↓↓↓

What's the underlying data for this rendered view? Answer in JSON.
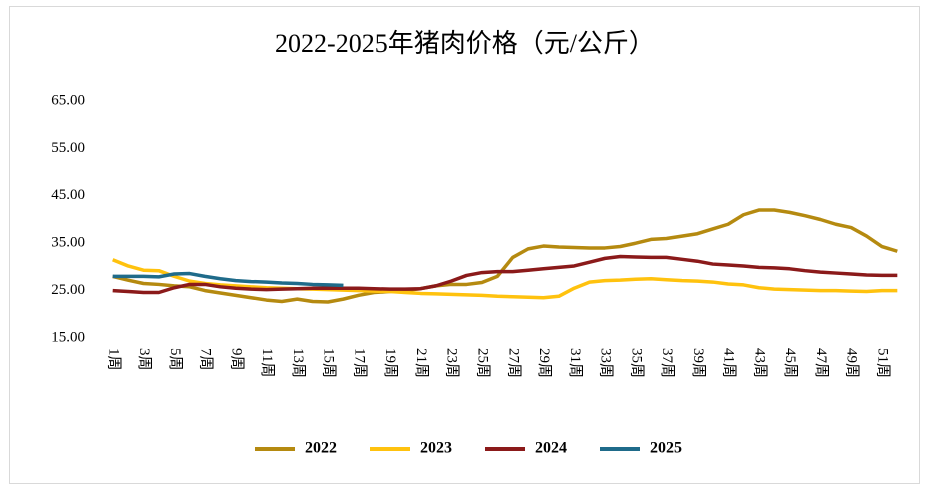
{
  "chart_data": {
    "type": "line",
    "title": "2022-2025年猪肉价格（元/公斤）",
    "categories": [
      "1周",
      null,
      "3周",
      null,
      "5周",
      null,
      "7周",
      null,
      "9周",
      null,
      "11周",
      null,
      "13周",
      null,
      "15周",
      null,
      "17周",
      null,
      "19周",
      null,
      "21周",
      null,
      "23周",
      null,
      "25周",
      null,
      "27周",
      null,
      "29周",
      null,
      "31周",
      null,
      "33周",
      null,
      "35周",
      null,
      "37周",
      null,
      "39周",
      null,
      "41周",
      null,
      "43周",
      null,
      "45周",
      null,
      "47周",
      null,
      "49周",
      null,
      "51周",
      null
    ],
    "series": [
      {
        "name": "2022",
        "color": "#b58a10",
        "values": [
          28,
          27.2,
          26.5,
          26.3,
          26,
          25.8,
          25,
          24.5,
          24,
          23.5,
          23,
          22.7,
          23.2,
          22.7,
          22.6,
          23.2,
          24,
          24.6,
          24.8,
          25,
          25.4,
          26,
          26.3,
          26.3,
          26.7,
          28,
          32,
          33.8,
          34.4,
          34.2,
          34.1,
          34,
          34,
          34.3,
          35,
          35.8,
          36,
          36.5,
          37,
          38,
          39,
          41,
          42,
          42,
          41.5,
          40.8,
          40,
          39,
          38.3,
          36.5,
          34.3,
          33.3
        ]
      },
      {
        "name": "2023",
        "color": "#ffc20e",
        "values": [
          31.5,
          30.2,
          29.3,
          29.2,
          28,
          27,
          26.5,
          26.2,
          26,
          25.8,
          25.6,
          25.5,
          25.4,
          25.3,
          25.2,
          25.1,
          25,
          24.9,
          24.8,
          24.6,
          24.4,
          24.3,
          24.2,
          24.1,
          24,
          23.8,
          23.7,
          23.6,
          23.5,
          23.8,
          25.5,
          26.8,
          27.1,
          27.2,
          27.4,
          27.5,
          27.3,
          27.1,
          27,
          26.8,
          26.4,
          26.2,
          25.6,
          25.3,
          25.2,
          25.1,
          25,
          25,
          24.9,
          24.8,
          25,
          25
        ]
      },
      {
        "name": "2024",
        "color": "#8b1a1a",
        "values": [
          25,
          24.8,
          24.6,
          24.6,
          25.6,
          26.3,
          26.3,
          25.8,
          25.5,
          25.3,
          25.2,
          25.3,
          25.4,
          25.5,
          25.5,
          25.5,
          25.5,
          25.4,
          25.3,
          25.3,
          25.4,
          26,
          27,
          28.2,
          28.8,
          29,
          29,
          29.3,
          29.6,
          29.9,
          30.2,
          31,
          31.8,
          32.2,
          32.1,
          32,
          32,
          31.6,
          31.2,
          30.6,
          30.4,
          30.2,
          29.9,
          29.8,
          29.6,
          29.2,
          28.9,
          28.7,
          28.5,
          28.3,
          28.2,
          28.2
        ]
      },
      {
        "name": "2025",
        "color": "#1f6b8a",
        "values": [
          28,
          28,
          28,
          27.9,
          28.5,
          28.6,
          28,
          27.5,
          27.1,
          26.9,
          26.8,
          26.6,
          26.5,
          26.3,
          26.2,
          26.1,
          null,
          null,
          null,
          null,
          null,
          null,
          null,
          null,
          null,
          null,
          null,
          null,
          null,
          null,
          null,
          null,
          null,
          null,
          null,
          null,
          null,
          null,
          null,
          null,
          null,
          null,
          null,
          null,
          null,
          null,
          null,
          null,
          null,
          null,
          null,
          null
        ]
      }
    ],
    "ylim": [
      15,
      65
    ],
    "yticks": [
      {
        "value": 15,
        "label": "15.00"
      },
      {
        "value": 25,
        "label": "25.00"
      },
      {
        "value": 35,
        "label": "35.00"
      },
      {
        "value": 45,
        "label": "45.00"
      },
      {
        "value": 55,
        "label": "55.00"
      },
      {
        "value": 65,
        "label": "65.00"
      }
    ],
    "grid": false,
    "legend": "bottom"
  }
}
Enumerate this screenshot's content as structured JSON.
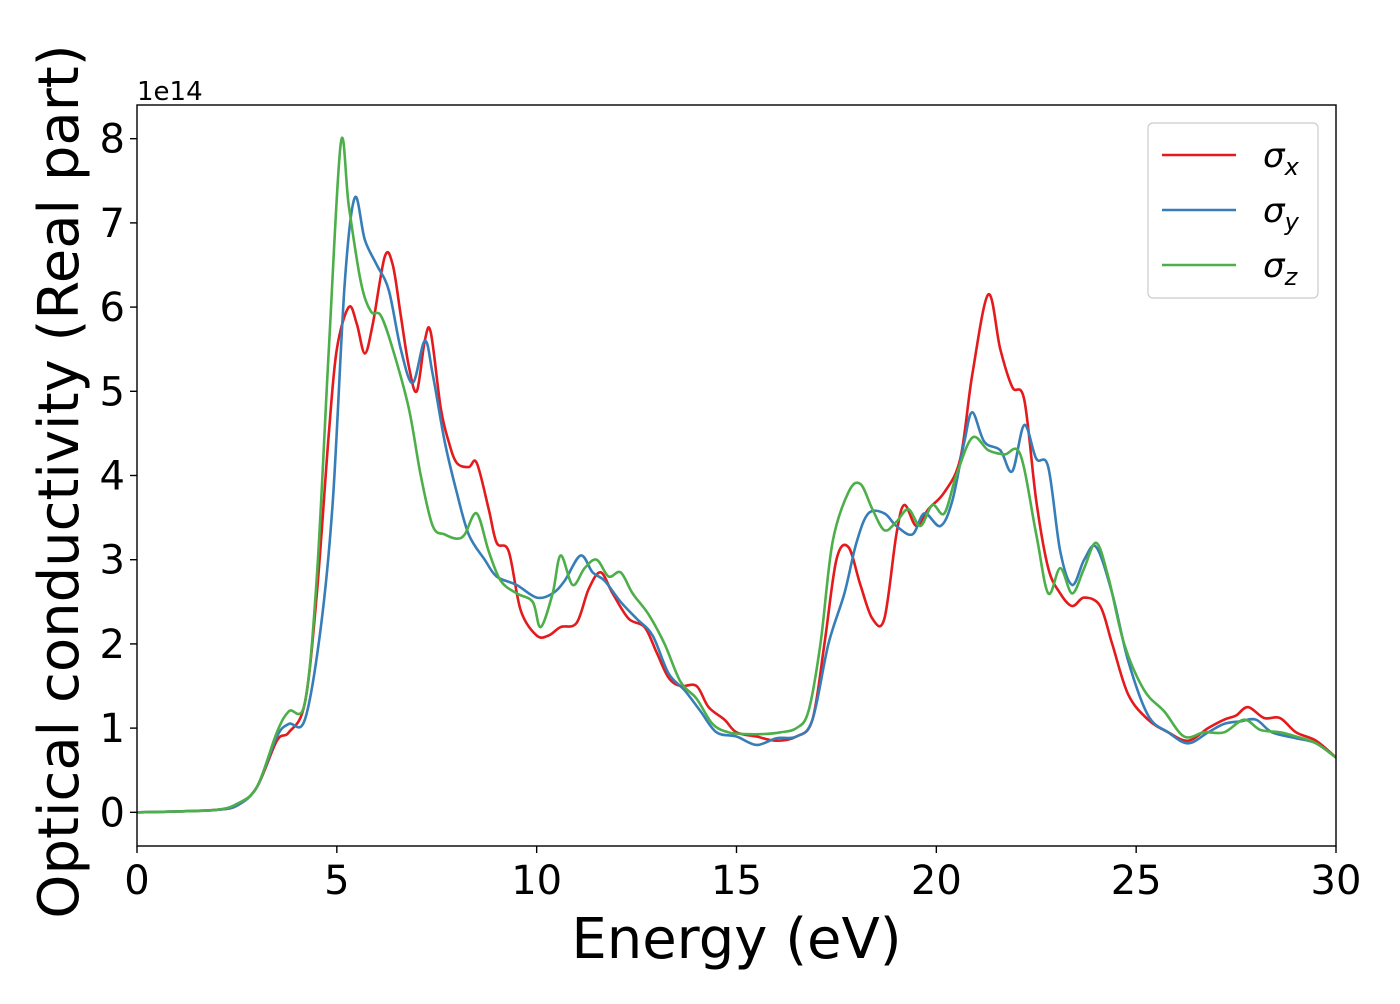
{
  "chart_data": {
    "type": "line",
    "title": "",
    "xlabel": "Energy (eV)",
    "ylabel": "Optical conductivity (Real part)",
    "y_offset_label": "1e14",
    "xlim": [
      0,
      30
    ],
    "ylim": [
      -0.4,
      8.4
    ],
    "x_ticks": [
      0,
      5,
      10,
      15,
      20,
      25,
      30
    ],
    "x_tick_labels": [
      "0",
      "5",
      "10",
      "15",
      "20",
      "25",
      "30"
    ],
    "y_ticks": [
      0,
      1,
      2,
      3,
      4,
      5,
      6,
      7,
      8
    ],
    "y_tick_labels": [
      "0",
      "1",
      "2",
      "3",
      "4",
      "5",
      "6",
      "7",
      "8"
    ],
    "grid": false,
    "legend_position": "top-right",
    "series": [
      {
        "name": "σ_x",
        "legend_main": "σ",
        "legend_sub": "x",
        "color": "#e41a1c",
        "points": [
          [
            0,
            0
          ],
          [
            1,
            0.01
          ],
          [
            2,
            0.03
          ],
          [
            2.5,
            0.08
          ],
          [
            3,
            0.3
          ],
          [
            3.5,
            0.85
          ],
          [
            3.8,
            0.95
          ],
          [
            4.2,
            1.3
          ],
          [
            4.5,
            2.6
          ],
          [
            4.8,
            4.5
          ],
          [
            5.0,
            5.5
          ],
          [
            5.3,
            6.0
          ],
          [
            5.5,
            5.8
          ],
          [
            5.7,
            5.45
          ],
          [
            5.9,
            5.8
          ],
          [
            6.2,
            6.6
          ],
          [
            6.4,
            6.5
          ],
          [
            6.6,
            5.9
          ],
          [
            6.8,
            5.3
          ],
          [
            7.0,
            5.0
          ],
          [
            7.2,
            5.6
          ],
          [
            7.35,
            5.7
          ],
          [
            7.6,
            4.8
          ],
          [
            7.8,
            4.4
          ],
          [
            8.0,
            4.15
          ],
          [
            8.3,
            4.1
          ],
          [
            8.5,
            4.15
          ],
          [
            8.8,
            3.6
          ],
          [
            9.0,
            3.2
          ],
          [
            9.3,
            3.1
          ],
          [
            9.6,
            2.4
          ],
          [
            10.0,
            2.1
          ],
          [
            10.3,
            2.1
          ],
          [
            10.6,
            2.2
          ],
          [
            11.0,
            2.25
          ],
          [
            11.3,
            2.65
          ],
          [
            11.6,
            2.85
          ],
          [
            11.9,
            2.6
          ],
          [
            12.3,
            2.3
          ],
          [
            12.7,
            2.2
          ],
          [
            13.0,
            1.9
          ],
          [
            13.3,
            1.6
          ],
          [
            13.6,
            1.5
          ],
          [
            14.0,
            1.5
          ],
          [
            14.3,
            1.25
          ],
          [
            14.7,
            1.1
          ],
          [
            15.0,
            0.95
          ],
          [
            15.5,
            0.9
          ],
          [
            16.0,
            0.85
          ],
          [
            16.5,
            0.9
          ],
          [
            16.9,
            1.1
          ],
          [
            17.2,
            2.0
          ],
          [
            17.5,
            3.0
          ],
          [
            17.8,
            3.15
          ],
          [
            18.1,
            2.7
          ],
          [
            18.4,
            2.3
          ],
          [
            18.7,
            2.3
          ],
          [
            19.0,
            3.3
          ],
          [
            19.2,
            3.65
          ],
          [
            19.5,
            3.4
          ],
          [
            19.8,
            3.6
          ],
          [
            20.2,
            3.8
          ],
          [
            20.6,
            4.2
          ],
          [
            20.9,
            5.2
          ],
          [
            21.3,
            6.15
          ],
          [
            21.6,
            5.5
          ],
          [
            21.9,
            5.05
          ],
          [
            22.2,
            4.9
          ],
          [
            22.5,
            3.7
          ],
          [
            22.8,
            2.9
          ],
          [
            23.1,
            2.6
          ],
          [
            23.4,
            2.45
          ],
          [
            23.7,
            2.55
          ],
          [
            24.1,
            2.45
          ],
          [
            24.4,
            2.0
          ],
          [
            24.8,
            1.4
          ],
          [
            25.3,
            1.1
          ],
          [
            25.8,
            0.95
          ],
          [
            26.3,
            0.85
          ],
          [
            26.8,
            1.0
          ],
          [
            27.2,
            1.1
          ],
          [
            27.5,
            1.15
          ],
          [
            27.8,
            1.25
          ],
          [
            28.2,
            1.12
          ],
          [
            28.6,
            1.12
          ],
          [
            29.0,
            0.95
          ],
          [
            29.5,
            0.85
          ],
          [
            30,
            0.65
          ]
        ]
      },
      {
        "name": "σ_y",
        "legend_main": "σ",
        "legend_sub": "y",
        "color": "#377eb8",
        "points": [
          [
            0,
            0
          ],
          [
            1,
            0.01
          ],
          [
            2,
            0.03
          ],
          [
            2.5,
            0.08
          ],
          [
            3,
            0.3
          ],
          [
            3.5,
            0.9
          ],
          [
            3.8,
            1.05
          ],
          [
            4.2,
            1.1
          ],
          [
            4.6,
            2.2
          ],
          [
            4.9,
            3.7
          ],
          [
            5.2,
            6.3
          ],
          [
            5.45,
            7.3
          ],
          [
            5.7,
            6.8
          ],
          [
            6.0,
            6.5
          ],
          [
            6.3,
            6.2
          ],
          [
            6.6,
            5.5
          ],
          [
            6.9,
            5.1
          ],
          [
            7.2,
            5.6
          ],
          [
            7.4,
            5.2
          ],
          [
            7.7,
            4.4
          ],
          [
            8.0,
            3.8
          ],
          [
            8.3,
            3.3
          ],
          [
            8.7,
            3.0
          ],
          [
            9.0,
            2.8
          ],
          [
            9.5,
            2.7
          ],
          [
            10.0,
            2.55
          ],
          [
            10.4,
            2.6
          ],
          [
            10.7,
            2.75
          ],
          [
            11.1,
            3.05
          ],
          [
            11.4,
            2.85
          ],
          [
            11.7,
            2.75
          ],
          [
            12.1,
            2.5
          ],
          [
            12.5,
            2.3
          ],
          [
            12.9,
            2.1
          ],
          [
            13.3,
            1.65
          ],
          [
            13.7,
            1.45
          ],
          [
            14.1,
            1.2
          ],
          [
            14.5,
            0.95
          ],
          [
            15.0,
            0.9
          ],
          [
            15.5,
            0.8
          ],
          [
            16.0,
            0.88
          ],
          [
            16.5,
            0.9
          ],
          [
            16.9,
            1.1
          ],
          [
            17.3,
            2.0
          ],
          [
            17.7,
            2.6
          ],
          [
            18.0,
            3.2
          ],
          [
            18.3,
            3.55
          ],
          [
            18.7,
            3.55
          ],
          [
            19.0,
            3.4
          ],
          [
            19.4,
            3.3
          ],
          [
            19.7,
            3.55
          ],
          [
            20.1,
            3.4
          ],
          [
            20.4,
            3.7
          ],
          [
            20.7,
            4.4
          ],
          [
            20.9,
            4.75
          ],
          [
            21.2,
            4.4
          ],
          [
            21.6,
            4.3
          ],
          [
            21.9,
            4.05
          ],
          [
            22.2,
            4.6
          ],
          [
            22.5,
            4.2
          ],
          [
            22.8,
            4.1
          ],
          [
            23.1,
            3.1
          ],
          [
            23.4,
            2.7
          ],
          [
            23.7,
            3.0
          ],
          [
            24.0,
            3.15
          ],
          [
            24.4,
            2.6
          ],
          [
            24.8,
            1.8
          ],
          [
            25.3,
            1.15
          ],
          [
            25.8,
            0.95
          ],
          [
            26.3,
            0.82
          ],
          [
            26.8,
            0.95
          ],
          [
            27.2,
            1.05
          ],
          [
            27.6,
            1.08
          ],
          [
            28.0,
            1.1
          ],
          [
            28.4,
            0.95
          ],
          [
            29.0,
            0.88
          ],
          [
            29.5,
            0.82
          ],
          [
            30,
            0.65
          ]
        ]
      },
      {
        "name": "σ_z",
        "legend_main": "σ",
        "legend_sub": "z",
        "color": "#4daf4a",
        "points": [
          [
            0,
            0
          ],
          [
            1,
            0.01
          ],
          [
            2,
            0.03
          ],
          [
            2.5,
            0.1
          ],
          [
            3,
            0.3
          ],
          [
            3.5,
            0.95
          ],
          [
            3.8,
            1.2
          ],
          [
            4.2,
            1.3
          ],
          [
            4.5,
            2.8
          ],
          [
            4.8,
            5.5
          ],
          [
            5.1,
            7.95
          ],
          [
            5.3,
            7.2
          ],
          [
            5.6,
            6.3
          ],
          [
            5.85,
            5.95
          ],
          [
            6.1,
            5.9
          ],
          [
            6.4,
            5.5
          ],
          [
            6.8,
            4.8
          ],
          [
            7.1,
            4.0
          ],
          [
            7.4,
            3.4
          ],
          [
            7.7,
            3.3
          ],
          [
            8.0,
            3.25
          ],
          [
            8.2,
            3.3
          ],
          [
            8.5,
            3.55
          ],
          [
            8.8,
            3.1
          ],
          [
            9.1,
            2.75
          ],
          [
            9.5,
            2.6
          ],
          [
            9.9,
            2.5
          ],
          [
            10.1,
            2.2
          ],
          [
            10.4,
            2.6
          ],
          [
            10.6,
            3.05
          ],
          [
            10.9,
            2.7
          ],
          [
            11.2,
            2.9
          ],
          [
            11.5,
            3.0
          ],
          [
            11.8,
            2.8
          ],
          [
            12.1,
            2.85
          ],
          [
            12.4,
            2.6
          ],
          [
            12.8,
            2.35
          ],
          [
            13.2,
            2.0
          ],
          [
            13.6,
            1.55
          ],
          [
            14.0,
            1.35
          ],
          [
            14.4,
            1.05
          ],
          [
            14.8,
            0.95
          ],
          [
            15.2,
            0.93
          ],
          [
            15.7,
            0.93
          ],
          [
            16.1,
            0.95
          ],
          [
            16.5,
            1.0
          ],
          [
            16.8,
            1.2
          ],
          [
            17.1,
            2.0
          ],
          [
            17.4,
            3.2
          ],
          [
            17.8,
            3.8
          ],
          [
            18.1,
            3.9
          ],
          [
            18.4,
            3.6
          ],
          [
            18.7,
            3.35
          ],
          [
            19.0,
            3.45
          ],
          [
            19.3,
            3.6
          ],
          [
            19.6,
            3.4
          ],
          [
            19.9,
            3.65
          ],
          [
            20.2,
            3.55
          ],
          [
            20.5,
            4.0
          ],
          [
            20.9,
            4.45
          ],
          [
            21.3,
            4.3
          ],
          [
            21.7,
            4.25
          ],
          [
            22.1,
            4.25
          ],
          [
            22.5,
            3.3
          ],
          [
            22.8,
            2.6
          ],
          [
            23.1,
            2.9
          ],
          [
            23.4,
            2.6
          ],
          [
            23.7,
            2.9
          ],
          [
            24.0,
            3.2
          ],
          [
            24.3,
            2.8
          ],
          [
            24.7,
            2.0
          ],
          [
            25.2,
            1.45
          ],
          [
            25.7,
            1.2
          ],
          [
            26.2,
            0.9
          ],
          [
            26.7,
            0.95
          ],
          [
            27.2,
            0.95
          ],
          [
            27.7,
            1.1
          ],
          [
            28.1,
            0.98
          ],
          [
            28.6,
            0.95
          ],
          [
            29.0,
            0.9
          ],
          [
            29.5,
            0.82
          ],
          [
            30,
            0.65
          ]
        ]
      }
    ]
  }
}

↑↑↑

• TASK REQUIREMENTS
What is the number of lines above that contain the string "color"? Answer with the number alone.

• RESULT BELOW
7